>> begin DATASET
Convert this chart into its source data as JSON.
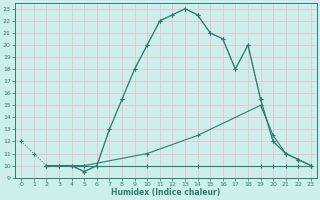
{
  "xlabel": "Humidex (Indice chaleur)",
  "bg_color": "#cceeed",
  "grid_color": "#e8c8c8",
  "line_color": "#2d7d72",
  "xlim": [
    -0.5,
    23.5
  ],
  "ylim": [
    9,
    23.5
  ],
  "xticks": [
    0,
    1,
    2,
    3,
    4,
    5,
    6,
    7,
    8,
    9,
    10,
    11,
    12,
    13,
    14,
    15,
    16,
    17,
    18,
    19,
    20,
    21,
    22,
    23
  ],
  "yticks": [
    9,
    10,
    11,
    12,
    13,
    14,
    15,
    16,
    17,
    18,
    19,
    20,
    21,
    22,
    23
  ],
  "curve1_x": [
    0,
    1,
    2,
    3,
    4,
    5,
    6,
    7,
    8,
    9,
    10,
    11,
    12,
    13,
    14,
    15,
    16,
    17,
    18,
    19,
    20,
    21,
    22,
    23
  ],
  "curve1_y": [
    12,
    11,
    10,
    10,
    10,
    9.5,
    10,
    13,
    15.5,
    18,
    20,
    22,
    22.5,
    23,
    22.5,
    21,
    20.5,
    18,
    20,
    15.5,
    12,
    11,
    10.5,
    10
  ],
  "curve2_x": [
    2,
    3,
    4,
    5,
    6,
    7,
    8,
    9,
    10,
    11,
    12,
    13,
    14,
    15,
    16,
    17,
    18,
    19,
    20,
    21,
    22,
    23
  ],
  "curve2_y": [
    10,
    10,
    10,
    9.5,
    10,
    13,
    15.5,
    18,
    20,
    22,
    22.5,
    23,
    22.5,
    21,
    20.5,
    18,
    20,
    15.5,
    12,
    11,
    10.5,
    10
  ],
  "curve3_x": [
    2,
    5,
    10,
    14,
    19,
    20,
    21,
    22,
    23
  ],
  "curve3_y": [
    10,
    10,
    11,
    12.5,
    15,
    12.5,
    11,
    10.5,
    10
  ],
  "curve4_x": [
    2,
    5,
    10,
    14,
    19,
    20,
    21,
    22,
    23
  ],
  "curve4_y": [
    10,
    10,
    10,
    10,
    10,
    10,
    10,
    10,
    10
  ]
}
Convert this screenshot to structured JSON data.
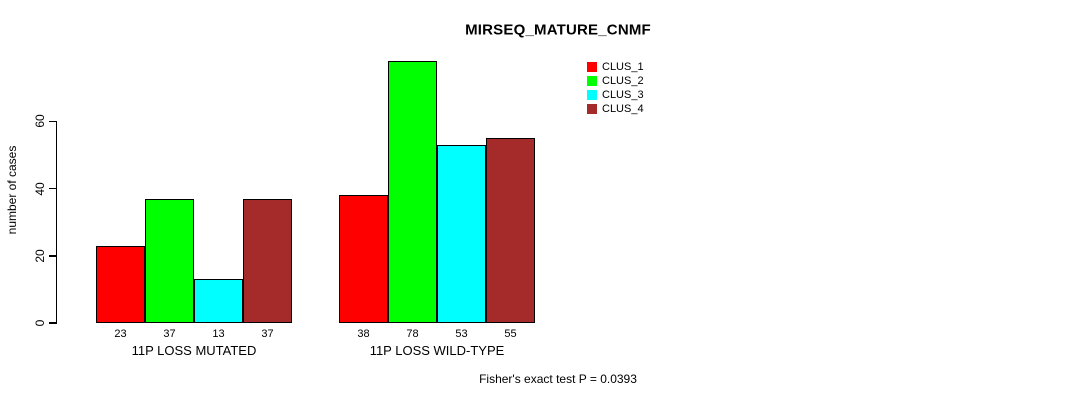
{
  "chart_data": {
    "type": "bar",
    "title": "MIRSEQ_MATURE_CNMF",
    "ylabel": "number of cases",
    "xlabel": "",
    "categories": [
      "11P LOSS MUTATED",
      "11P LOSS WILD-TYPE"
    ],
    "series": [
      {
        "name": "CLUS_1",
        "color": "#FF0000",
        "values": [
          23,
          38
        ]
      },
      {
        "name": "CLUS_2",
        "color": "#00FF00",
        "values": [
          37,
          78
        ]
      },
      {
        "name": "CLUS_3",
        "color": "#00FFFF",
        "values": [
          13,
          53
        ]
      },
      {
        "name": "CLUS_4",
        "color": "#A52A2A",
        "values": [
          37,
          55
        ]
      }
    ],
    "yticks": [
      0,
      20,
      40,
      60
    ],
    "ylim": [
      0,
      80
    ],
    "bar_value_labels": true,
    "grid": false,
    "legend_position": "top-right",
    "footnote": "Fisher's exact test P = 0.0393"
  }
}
>> end DATASET
* WORK TO DO: Retype the line containing "Convert this screenshot" and all lines after it through the end of the material, exactly and only those, leaving out pictures.

* COMPLETED EXERCISE:
Convert this screenshot to structured JSON data.
{
  "chart_data": {
    "type": "bar",
    "title": "MIRSEQ_MATURE_CNMF",
    "ylabel": "number of cases",
    "xlabel": "",
    "categories": [
      "11P LOSS MUTATED",
      "11P LOSS WILD-TYPE"
    ],
    "series": [
      {
        "name": "CLUS_1",
        "color": "#FF0000",
        "values": [
          23,
          38
        ]
      },
      {
        "name": "CLUS_2",
        "color": "#00FF00",
        "values": [
          37,
          78
        ]
      },
      {
        "name": "CLUS_3",
        "color": "#00FFFF",
        "values": [
          13,
          53
        ]
      },
      {
        "name": "CLUS_4",
        "color": "#A52A2A",
        "values": [
          37,
          55
        ]
      }
    ],
    "yticks": [
      0,
      20,
      40,
      60
    ],
    "ylim": [
      0,
      80
    ],
    "bar_value_labels": true,
    "grid": false,
    "legend_position": "top-right",
    "footnote": "Fisher's exact test P = 0.0393"
  }
}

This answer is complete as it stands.